Spatial layout data:
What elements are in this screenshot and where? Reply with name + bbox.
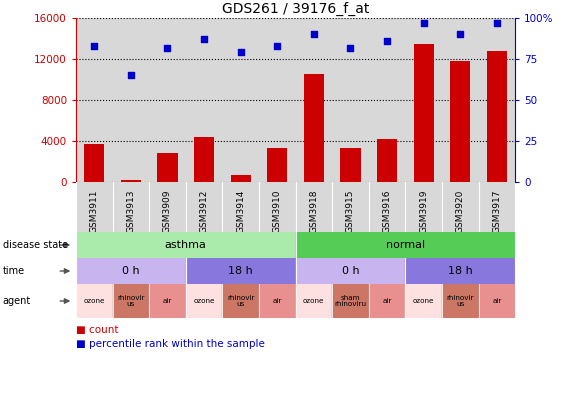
Text: GSM3914: GSM3914 — [236, 190, 245, 233]
Bar — [479, 284, 515, 318]
Point — [383, 38, 392, 44]
Point — [346, 44, 355, 51]
Text: GSM3913: GSM3913 — [127, 190, 135, 233]
Bar — [369, 284, 405, 318]
Bar — [414, 44, 434, 182]
Text: 18 h: 18 h — [448, 266, 472, 276]
Point — [310, 31, 319, 38]
Bar — [121, 180, 141, 182]
Bar — [84, 144, 104, 182]
Text: rhinovir
us: rhinovir us — [446, 295, 474, 307]
Text: 0 h: 0 h — [122, 266, 140, 276]
Text: GSM3918: GSM3918 — [310, 190, 318, 233]
Point — [200, 36, 209, 42]
Text: air: air — [492, 298, 502, 304]
Text: time: time — [3, 266, 25, 276]
Bar — [222, 284, 259, 318]
Text: rhinovir
us: rhinovir us — [227, 295, 254, 307]
Point — [126, 72, 136, 78]
Bar — [296, 284, 332, 318]
Text: GSM3909: GSM3909 — [163, 190, 172, 233]
Point — [163, 44, 172, 51]
Bar — [341, 148, 360, 182]
Bar — [296, 258, 405, 284]
Text: GSM3917: GSM3917 — [493, 190, 501, 233]
Bar — [377, 139, 397, 182]
Text: GSM3912: GSM3912 — [200, 190, 208, 233]
Bar — [450, 61, 470, 182]
Bar — [296, 232, 515, 258]
Text: GSM3919: GSM3919 — [419, 190, 428, 233]
Text: GSM3910: GSM3910 — [273, 190, 282, 233]
Text: sham
rhinoviru: sham rhinoviru — [334, 295, 367, 307]
Text: ozone: ozone — [303, 298, 325, 304]
Bar — [149, 284, 186, 318]
Point — [492, 20, 501, 26]
Text: ozone: ozone — [413, 298, 435, 304]
Bar — [113, 284, 149, 318]
Text: GSM3911: GSM3911 — [90, 190, 99, 233]
Text: ■ count: ■ count — [76, 325, 118, 335]
Bar — [304, 74, 324, 182]
Text: rhinovir
us: rhinovir us — [117, 295, 145, 307]
Text: air: air — [163, 298, 172, 304]
Text: GSM3916: GSM3916 — [383, 190, 391, 233]
Bar — [405, 258, 515, 284]
Text: air: air — [382, 298, 392, 304]
Text: asthma: asthma — [165, 240, 207, 250]
Bar — [186, 284, 222, 318]
Bar — [267, 148, 287, 182]
Text: agent: agent — [3, 296, 31, 306]
Bar — [332, 284, 369, 318]
Point — [273, 43, 282, 49]
Text: normal: normal — [386, 240, 425, 250]
Point — [236, 49, 245, 55]
Text: disease state: disease state — [3, 240, 68, 250]
Bar — [158, 153, 177, 182]
Bar — [231, 175, 251, 182]
Bar — [259, 284, 296, 318]
Point — [90, 43, 99, 49]
Bar — [194, 137, 214, 182]
Text: ozone: ozone — [83, 298, 105, 304]
Text: 18 h: 18 h — [229, 266, 253, 276]
Title: GDS261 / 39176_f_at: GDS261 / 39176_f_at — [222, 2, 369, 15]
Bar — [442, 284, 479, 318]
Text: ■ percentile rank within the sample: ■ percentile rank within the sample — [76, 339, 265, 349]
Bar — [76, 232, 296, 258]
Point — [456, 31, 465, 38]
Text: 0 h: 0 h — [342, 266, 359, 276]
Bar — [76, 258, 186, 284]
Text: air: air — [272, 298, 282, 304]
Bar — [186, 258, 296, 284]
Text: GSM3920: GSM3920 — [456, 190, 464, 233]
Bar — [405, 284, 442, 318]
Point — [419, 20, 428, 26]
Text: ozone: ozone — [193, 298, 215, 304]
Bar — [487, 51, 507, 182]
Bar — [76, 284, 113, 318]
Text: GSM3915: GSM3915 — [346, 190, 355, 233]
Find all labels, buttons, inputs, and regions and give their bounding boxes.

Task to complete: Arrange every line of the data above as a numbered list, skipping blank lines and leaving out the pictures.

Full solution:
1. What elements are in this screenshot and where? Reply with name + bbox.
2. Text: GSM3914: GSM3914 — [236, 190, 245, 233]
3. Bar — [479, 284, 515, 318]
4. Point — [383, 38, 392, 44]
5. Point — [346, 44, 355, 51]
6. Text: GSM3913: GSM3913 — [127, 190, 135, 233]
7. Bar — [369, 284, 405, 318]
8. Bar — [414, 44, 434, 182]
9. Text: 18 h: 18 h — [448, 266, 472, 276]
10. Point — [310, 31, 319, 38]
11. Bar — [121, 180, 141, 182]
12. Bar — [84, 144, 104, 182]
13. Text: rhinovir
14. us: rhinovir us — [446, 295, 474, 307]
15. Text: 0 h: 0 h — [122, 266, 140, 276]
16. Text: GSM3918: GSM3918 — [310, 190, 318, 233]
17. Point — [200, 36, 209, 42]
18. Text: air: air — [492, 298, 502, 304]
19. Text: time: time — [3, 266, 25, 276]
20. Bar — [222, 284, 259, 318]
21. Text: rhinovir
22. us: rhinovir us — [227, 295, 254, 307]
23. Point — [126, 72, 136, 78]
24. Bar — [296, 284, 332, 318]
25. Text: GSM3909: GSM3909 — [163, 190, 172, 233]
26. Point — [163, 44, 172, 51]
27. Bar — [341, 148, 360, 182]
28. Bar — [296, 258, 405, 284]
29. Text: GSM3917: GSM3917 — [493, 190, 501, 233]
30. Bar — [377, 139, 397, 182]
31. Text: GSM3912: GSM3912 — [200, 190, 208, 233]
32. Bar — [450, 61, 470, 182]
33. Bar — [296, 232, 515, 258]
34. Text: GSM3919: GSM3919 — [419, 190, 428, 233]
35. Text: GSM3910: GSM3910 — [273, 190, 282, 233]
36. Text: sham
37. rhinoviru: sham rhinoviru — [334, 295, 367, 307]
38. Text: ozone: ozone — [303, 298, 325, 304]
39. Bar — [149, 284, 186, 318]
40. Point — [492, 20, 501, 26]
41. Text: ozone: ozone — [413, 298, 435, 304]
42. Bar — [113, 284, 149, 318]
43. Text: GSM3911: GSM3911 — [90, 190, 99, 233]
44. Text: ■ count: ■ count — [76, 325, 118, 335]
45. Bar — [304, 74, 324, 182]
46. Text: rhinovir
47. us: rhinovir us — [117, 295, 145, 307]
48. Text: air: air — [163, 298, 172, 304]
49. Text: GSM3916: GSM3916 — [383, 190, 391, 233]
50. Bar — [405, 258, 515, 284]
51. Text: air: air — [382, 298, 392, 304]
52. Text: asthma: asthma — [165, 240, 207, 250]
53. Bar — [186, 284, 222, 318]
54. Bar — [267, 148, 287, 182]
55. Text: agent: agent — [3, 296, 31, 306]
56. Bar — [332, 284, 369, 318]
57. Point — [273, 43, 282, 49]
58. Text: normal: normal — [386, 240, 425, 250]
59. Point — [236, 49, 245, 55]
60. Text: disease state: disease state — [3, 240, 68, 250]
61. Bar — [158, 153, 177, 182]
62. Bar — [231, 175, 251, 182]
63. Bar — [259, 284, 296, 318]
64. Point — [90, 43, 99, 49]
65. Bar — [194, 137, 214, 182]
66. Text: ozone: ozone — [83, 298, 105, 304]
67. Text: 18 h: 18 h — [229, 266, 253, 276]
68. Title: GDS261 / 39176_f_at: GDS261 / 39176_f_at — [222, 2, 369, 15]
69. Bar — [442, 284, 479, 318]
70. Text: ■ percentile rank within the sample: ■ percentile rank within the sample — [76, 339, 265, 349]
71. Bar — [76, 232, 296, 258]
72. Point — [456, 31, 465, 38]
73. Text: 0 h: 0 h — [342, 266, 359, 276]
74. Bar — [76, 258, 186, 284]
75. Text: air: air — [272, 298, 282, 304]
76. Bar — [186, 258, 296, 284]
77. Text: GSM3920: GSM3920 — [456, 190, 464, 233]
78. Bar — [405, 284, 442, 318]
79. Point — [419, 20, 428, 26]
80. Text: ozone: ozone — [193, 298, 215, 304]
81. Bar — [487, 51, 507, 182]
82. Bar — [76, 284, 113, 318]
83. Text: GSM3915: GSM3915 — [346, 190, 355, 233]
84. Find all labels, buttons, inputs, and regions and give their bounding boxes.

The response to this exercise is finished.